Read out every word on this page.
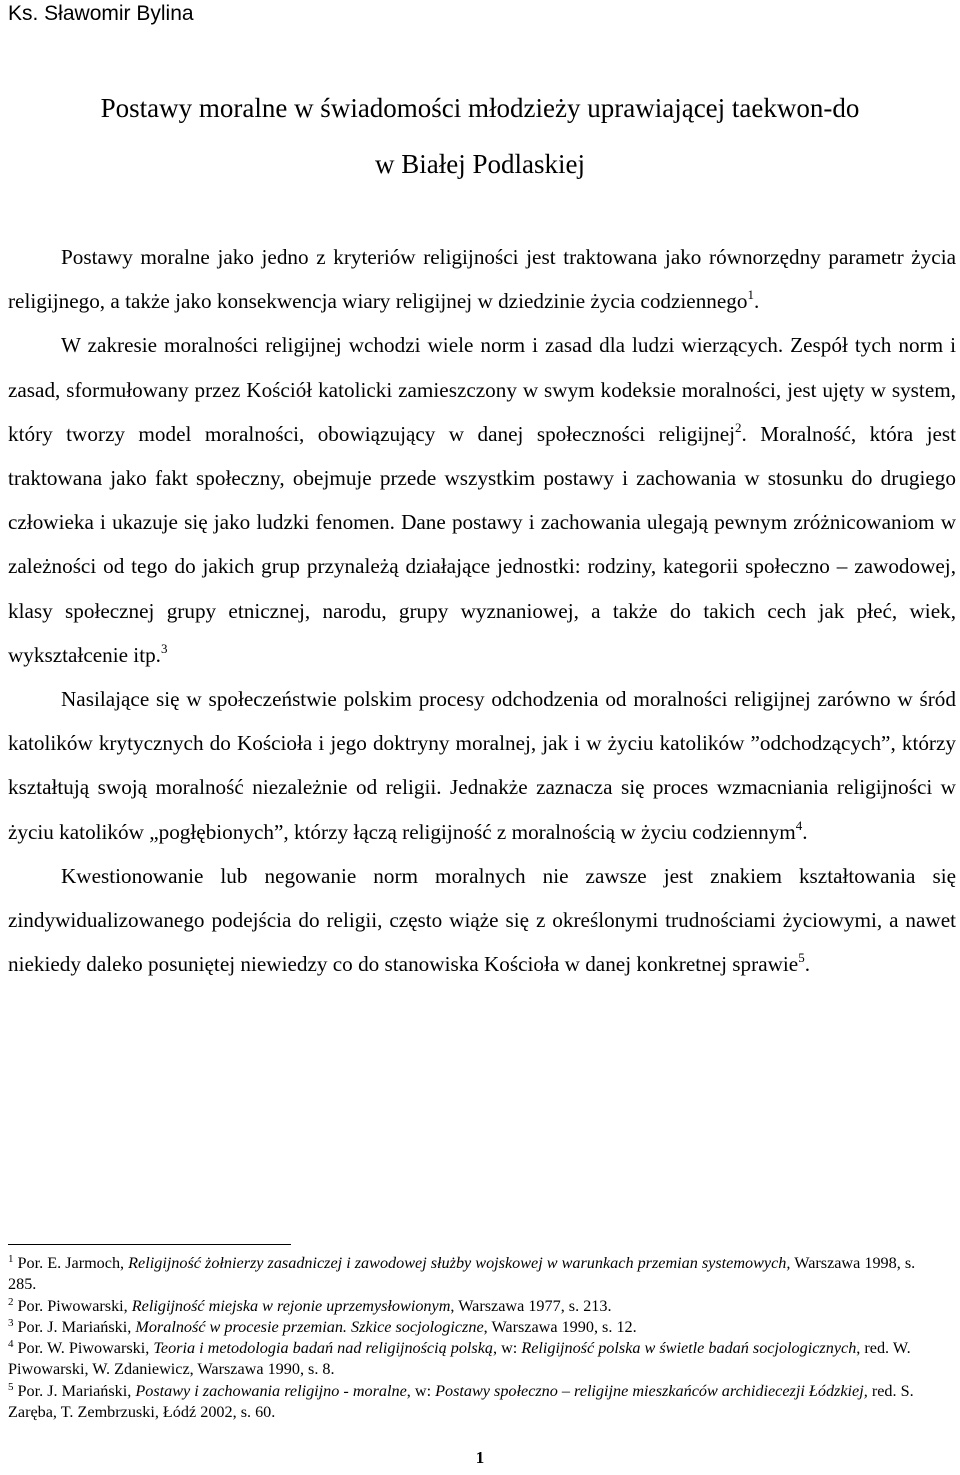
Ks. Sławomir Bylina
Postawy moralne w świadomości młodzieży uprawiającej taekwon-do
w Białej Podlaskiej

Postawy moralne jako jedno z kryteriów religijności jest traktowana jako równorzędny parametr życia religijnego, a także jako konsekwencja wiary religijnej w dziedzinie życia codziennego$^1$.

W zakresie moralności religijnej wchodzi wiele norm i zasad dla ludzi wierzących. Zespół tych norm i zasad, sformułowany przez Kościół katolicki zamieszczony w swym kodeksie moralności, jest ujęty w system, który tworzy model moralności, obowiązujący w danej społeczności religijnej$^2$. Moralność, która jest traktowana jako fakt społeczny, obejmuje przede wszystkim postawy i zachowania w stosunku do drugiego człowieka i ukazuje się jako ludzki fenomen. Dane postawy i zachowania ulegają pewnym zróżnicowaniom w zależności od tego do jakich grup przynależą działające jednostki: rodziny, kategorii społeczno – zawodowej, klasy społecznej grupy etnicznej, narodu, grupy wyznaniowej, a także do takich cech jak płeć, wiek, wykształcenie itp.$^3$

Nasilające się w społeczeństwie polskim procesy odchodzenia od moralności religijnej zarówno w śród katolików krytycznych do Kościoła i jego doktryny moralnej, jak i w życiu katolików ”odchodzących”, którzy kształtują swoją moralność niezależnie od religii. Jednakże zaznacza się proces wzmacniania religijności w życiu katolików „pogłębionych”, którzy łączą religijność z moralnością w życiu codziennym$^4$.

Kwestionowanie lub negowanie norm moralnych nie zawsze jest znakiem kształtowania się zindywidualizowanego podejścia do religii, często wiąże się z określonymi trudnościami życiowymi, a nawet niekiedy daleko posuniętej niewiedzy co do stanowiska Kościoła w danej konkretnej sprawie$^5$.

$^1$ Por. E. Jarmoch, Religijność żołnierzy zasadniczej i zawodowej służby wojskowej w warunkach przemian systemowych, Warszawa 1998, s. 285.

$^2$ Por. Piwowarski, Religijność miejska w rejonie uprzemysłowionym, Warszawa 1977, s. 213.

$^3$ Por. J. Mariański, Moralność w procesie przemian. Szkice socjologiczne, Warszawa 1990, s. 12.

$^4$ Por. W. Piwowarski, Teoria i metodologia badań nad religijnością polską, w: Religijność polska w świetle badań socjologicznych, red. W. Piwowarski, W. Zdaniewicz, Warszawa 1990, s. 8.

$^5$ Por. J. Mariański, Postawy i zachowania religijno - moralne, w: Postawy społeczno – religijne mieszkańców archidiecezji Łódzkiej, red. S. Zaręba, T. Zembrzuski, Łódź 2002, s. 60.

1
····················
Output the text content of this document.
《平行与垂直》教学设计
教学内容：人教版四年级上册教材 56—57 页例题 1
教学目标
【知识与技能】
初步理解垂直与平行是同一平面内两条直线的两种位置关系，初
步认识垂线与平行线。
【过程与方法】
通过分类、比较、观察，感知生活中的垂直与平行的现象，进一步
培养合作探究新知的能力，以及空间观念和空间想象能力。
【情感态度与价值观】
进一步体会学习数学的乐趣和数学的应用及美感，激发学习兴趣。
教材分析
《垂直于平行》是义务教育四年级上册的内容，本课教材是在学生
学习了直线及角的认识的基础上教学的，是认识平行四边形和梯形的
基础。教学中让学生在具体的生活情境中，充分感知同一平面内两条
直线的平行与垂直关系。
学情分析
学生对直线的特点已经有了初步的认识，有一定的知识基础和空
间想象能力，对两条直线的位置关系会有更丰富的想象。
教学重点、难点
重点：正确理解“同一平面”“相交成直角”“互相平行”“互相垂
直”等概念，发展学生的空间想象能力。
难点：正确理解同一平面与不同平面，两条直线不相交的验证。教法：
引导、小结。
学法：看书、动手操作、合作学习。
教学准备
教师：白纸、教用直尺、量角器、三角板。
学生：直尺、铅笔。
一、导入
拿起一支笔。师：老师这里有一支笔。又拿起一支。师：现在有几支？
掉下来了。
····················
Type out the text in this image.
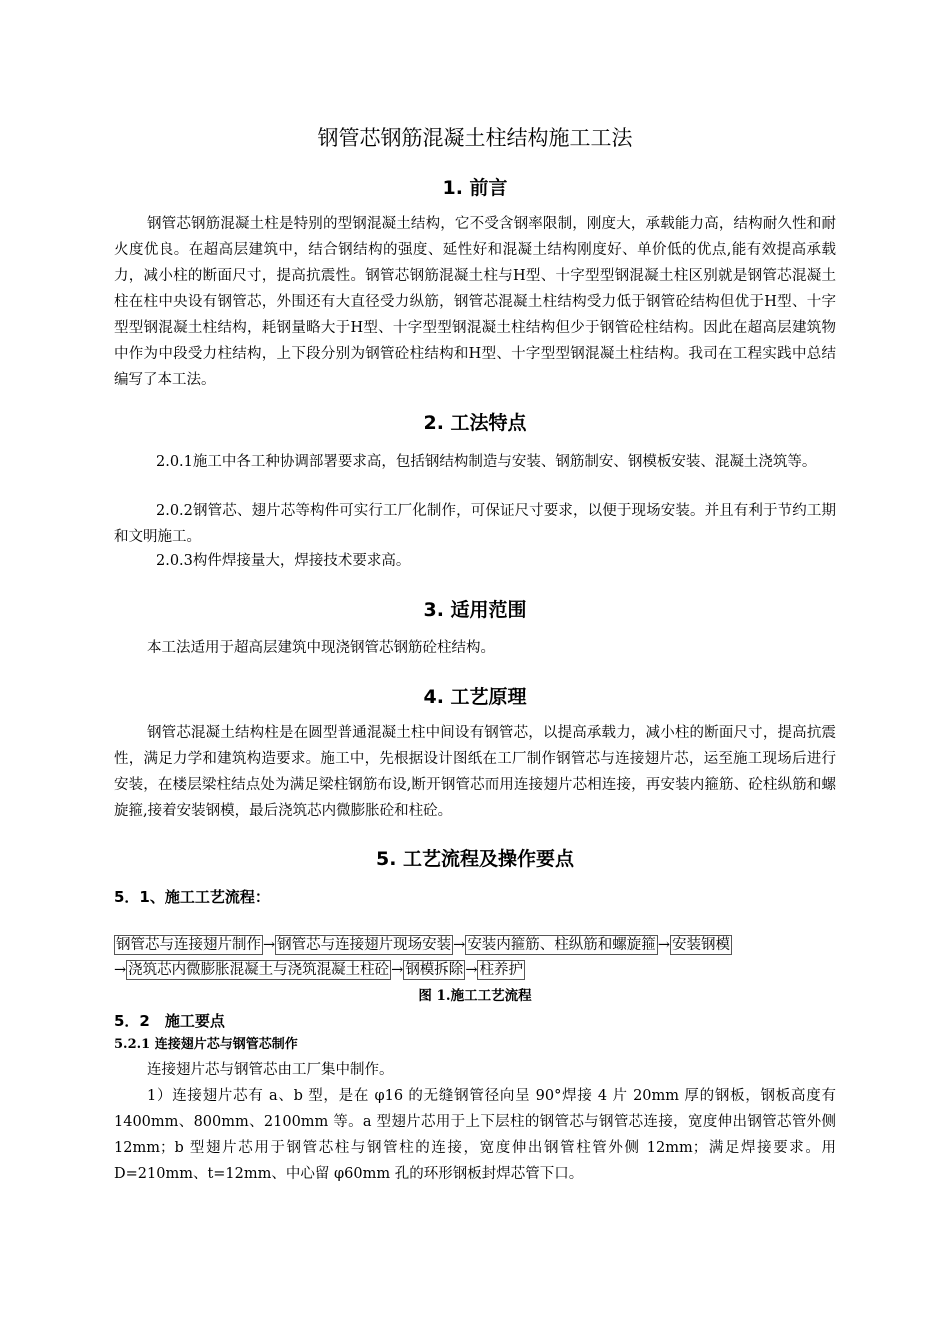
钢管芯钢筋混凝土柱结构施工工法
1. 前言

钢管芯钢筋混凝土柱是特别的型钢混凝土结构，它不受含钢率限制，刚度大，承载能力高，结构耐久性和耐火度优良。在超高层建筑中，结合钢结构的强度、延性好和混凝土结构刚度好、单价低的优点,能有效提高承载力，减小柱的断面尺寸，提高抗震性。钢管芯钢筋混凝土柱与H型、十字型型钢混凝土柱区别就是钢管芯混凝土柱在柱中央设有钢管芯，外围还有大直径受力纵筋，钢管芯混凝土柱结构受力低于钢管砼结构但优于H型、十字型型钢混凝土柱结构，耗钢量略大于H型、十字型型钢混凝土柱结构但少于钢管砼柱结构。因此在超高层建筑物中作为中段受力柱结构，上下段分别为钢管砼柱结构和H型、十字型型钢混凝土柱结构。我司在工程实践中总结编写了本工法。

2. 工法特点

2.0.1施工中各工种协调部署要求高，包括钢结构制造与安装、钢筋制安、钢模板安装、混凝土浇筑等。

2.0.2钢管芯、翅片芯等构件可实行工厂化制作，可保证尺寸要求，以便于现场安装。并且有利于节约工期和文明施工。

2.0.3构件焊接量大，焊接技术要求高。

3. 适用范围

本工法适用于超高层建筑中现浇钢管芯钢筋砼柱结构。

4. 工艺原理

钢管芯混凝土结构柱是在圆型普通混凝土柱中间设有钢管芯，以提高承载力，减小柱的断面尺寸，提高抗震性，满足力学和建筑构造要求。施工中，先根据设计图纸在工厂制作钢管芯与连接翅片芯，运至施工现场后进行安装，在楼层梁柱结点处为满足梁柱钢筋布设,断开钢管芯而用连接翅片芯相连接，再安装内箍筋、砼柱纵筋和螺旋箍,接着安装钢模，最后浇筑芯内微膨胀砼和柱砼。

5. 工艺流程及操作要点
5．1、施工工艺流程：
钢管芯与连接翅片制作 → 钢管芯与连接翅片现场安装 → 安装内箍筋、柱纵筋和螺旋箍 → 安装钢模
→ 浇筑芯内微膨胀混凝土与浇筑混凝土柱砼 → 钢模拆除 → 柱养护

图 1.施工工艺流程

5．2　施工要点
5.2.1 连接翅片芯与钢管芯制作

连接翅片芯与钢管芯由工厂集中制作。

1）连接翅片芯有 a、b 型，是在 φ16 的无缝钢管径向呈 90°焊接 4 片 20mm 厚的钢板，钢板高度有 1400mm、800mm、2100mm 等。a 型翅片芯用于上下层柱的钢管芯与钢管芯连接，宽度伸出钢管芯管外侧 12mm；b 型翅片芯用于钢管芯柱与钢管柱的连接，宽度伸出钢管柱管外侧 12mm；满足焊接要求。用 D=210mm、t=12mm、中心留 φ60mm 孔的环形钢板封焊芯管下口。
····················
Search the entries for the word "Piwowarski" and pick out every line that holds it.

$^2$ Por. Piwowarski, Religijność miejska w rejonie uprzemysłowionym, Warszawa 1977, s. 213.
$^4$ Por. W. Piwowarski, Teoria i metodologia badań nad religijnością polską, w: Religijność polska w świetle badań socjologicznych, red. W. Piwowarski, W. Zdaniewicz, Warszawa 1990, s. 8.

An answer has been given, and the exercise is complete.